begin DATA FOR THIS TASK

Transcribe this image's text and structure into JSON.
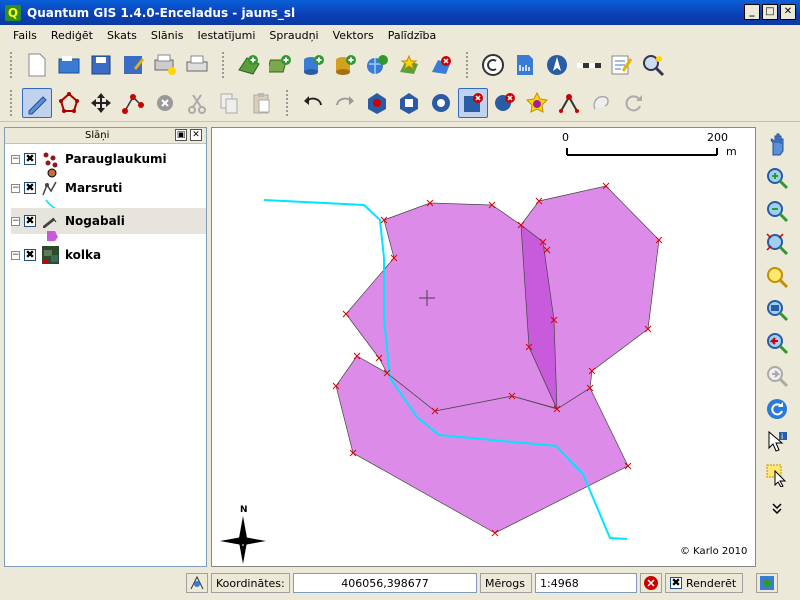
{
  "window": {
    "title": "Quantum GIS 1.4.0-Enceladus - jauns_sl",
    "minimize": "_",
    "maximize": "□",
    "close": "✕"
  },
  "menubar": {
    "items": [
      "Fails",
      "Rediģēt",
      "Skats",
      "Slānis",
      "Iestatījumi",
      "Spraudņi",
      "Vektors",
      "Palīdzība"
    ]
  },
  "dock": {
    "title": "Slāņi",
    "float_label": "▣",
    "close_label": "✕"
  },
  "layers": [
    {
      "name": "Parauglaukumi",
      "checked": "✖",
      "expand": "−",
      "icon": "point-layer-icon"
    },
    {
      "name": "Marsruti",
      "checked": "✖",
      "expand": "−",
      "icon": "line-layer-icon"
    },
    {
      "name": "Nogabali",
      "checked": "✖",
      "expand": "−",
      "icon": "polygon-layer-icon",
      "selected": true
    },
    {
      "name": "kolka",
      "checked": "✖",
      "expand": "−",
      "icon": "raster-layer-icon"
    }
  ],
  "map": {
    "scalebar": {
      "start": "0",
      "end": "200",
      "unit": "m"
    },
    "copyright": "© Karlo 2010",
    "north_arrow": "N",
    "colors": {
      "polygon_fill": "#dc8ce8",
      "polygon_selected": "#c85adc",
      "polygon_edge": "#333333",
      "vertex": "#e00000",
      "route": "#00e5ff"
    }
  },
  "statusbar": {
    "coords_label": "Koordinātes:",
    "coords_value": "406056,398677",
    "scale_label": "Mērogs",
    "scale_value": "1:4968",
    "render_label": "Renderēt",
    "render_checked": "✖"
  },
  "toolbar1_icons": [
    "new-project-icon",
    "open-project-icon",
    "save-project-icon",
    "save-as-icon",
    "new-print-composer-icon",
    "print-icon",
    "add-vector-layer-icon",
    "add-raster-layer-icon",
    "add-postgis-layer-icon",
    "add-spatialite-layer-icon",
    "add-wms-layer-icon",
    "new-vector-layer-icon",
    "remove-layer-icon",
    "copyright-label-icon",
    "scale-bar-icon",
    "north-arrow-icon",
    "measure-line-icon",
    "annotation-icon",
    "zoom-plugin-icon"
  ],
  "toolbar2_icons": [
    "toggle-editing-icon",
    "capture-polygon-icon",
    "move-feature-icon",
    "node-tool-icon",
    "delete-selected-icon",
    "cut-icon",
    "copy-icon",
    "paste-icon",
    "undo-icon",
    "redo-icon",
    "add-ring-icon",
    "add-island-icon",
    "delete-ring-icon",
    "delete-part-icon",
    "reshape-icon",
    "split-features-icon",
    "merge-features-icon",
    "rotate-icon",
    "offset-icon"
  ],
  "right_toolbar_icons": [
    "pan-icon",
    "zoom-in-icon",
    "zoom-out-icon",
    "zoom-full-icon",
    "zoom-to-selection-icon",
    "zoom-to-layer-icon",
    "zoom-last-icon",
    "zoom-next-icon",
    "refresh-icon",
    "identify-icon",
    "select-icon",
    "more-icon"
  ]
}
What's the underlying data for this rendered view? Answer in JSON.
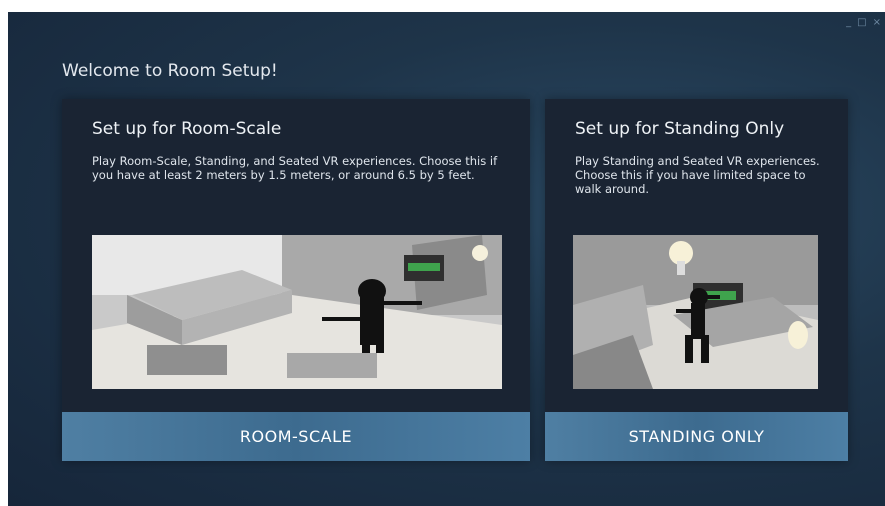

end DATA FOR THIS TASK

WHAT NEEDS TO BE DONE: Exclude the pictures and transcribe all of the entries exactly.

OUTPUT BELOW:
Transcribe this image's text and structure into JSON.
{
  "window": {
    "title": "Quantum GIS 1.4.0-Enceladus - jauns_sl",
    "minimize": "_",
    "maximize": "□",
    "close": "✕"
  },
  "menubar": {
    "items": [
      "Fails",
      "Rediģēt",
      "Skats",
      "Slānis",
      "Iestatījumi",
      "Spraudņi",
      "Vektors",
      "Palīdzība"
    ]
  },
  "dock": {
    "title": "Slāņi",
    "float_label": "▣",
    "close_label": "✕"
  },
  "layers": [
    {
      "name": "Parauglaukumi",
      "checked": "✖",
      "expand": "−",
      "icon": "point-layer-icon"
    },
    {
      "name": "Marsruti",
      "checked": "✖",
      "expand": "−",
      "icon": "line-layer-icon"
    },
    {
      "name": "Nogabali",
      "checked": "✖",
      "expand": "−",
      "icon": "polygon-layer-icon",
      "selected": true
    },
    {
      "name": "kolka",
      "checked": "✖",
      "expand": "−",
      "icon": "raster-layer-icon"
    }
  ],
  "map": {
    "scalebar": {
      "start": "0",
      "end": "200",
      "unit": "m"
    },
    "copyright": "© Karlo 2010",
    "north_arrow": "N",
    "colors": {
      "polygon_fill": "#dc8ce8",
      "polygon_selected": "#c85adc",
      "polygon_edge": "#333333",
      "vertex": "#e00000",
      "route": "#00e5ff"
    }
  },
  "statusbar": {
    "coords_label": "Koordinātes:",
    "coords_value": "406056,398677",
    "scale_label": "Mērogs",
    "scale_value": "1:4968",
    "render_label": "Renderēt",
    "render_checked": "✖"
  },
  "toolbar1_icons": [
    "new-project-icon",
    "open-project-icon",
    "save-project-icon",
    "save-as-icon",
    "new-print-composer-icon",
    "print-icon",
    "add-vector-layer-icon",
    "add-raster-layer-icon",
    "add-postgis-layer-icon",
    "add-spatialite-layer-icon",
    "add-wms-layer-icon",
    "new-vector-layer-icon",
    "remove-layer-icon",
    "copyright-label-icon",
    "scale-bar-icon",
    "north-arrow-icon",
    "measure-line-icon",
    "annotation-icon",
    "zoom-plugin-icon"
  ],
  "toolbar2_icons": [
    "toggle-editing-icon",
    "capture-polygon-icon",
    "move-feature-icon",
    "node-tool-icon",
    "delete-selected-icon",
    "cut-icon",
    "copy-icon",
    "paste-icon",
    "undo-icon",
    "redo-icon",
    "add-ring-icon",
    "add-island-icon",
    "delete-ring-icon",
    "delete-part-icon",
    "reshape-icon",
    "split-features-icon",
    "merge-features-icon",
    "rotate-icon",
    "offset-icon"
  ],
  "right_toolbar_icons": [
    "pan-icon",
    "zoom-in-icon",
    "zoom-out-icon",
    "zoom-full-icon",
    "zoom-to-selection-icon",
    "zoom-to-layer-icon",
    "zoom-last-icon",
    "zoom-next-icon",
    "refresh-icon",
    "identify-icon",
    "select-icon",
    "more-icon"
  ]
}
What's the underlying data for this rendered view? Answer in JSON.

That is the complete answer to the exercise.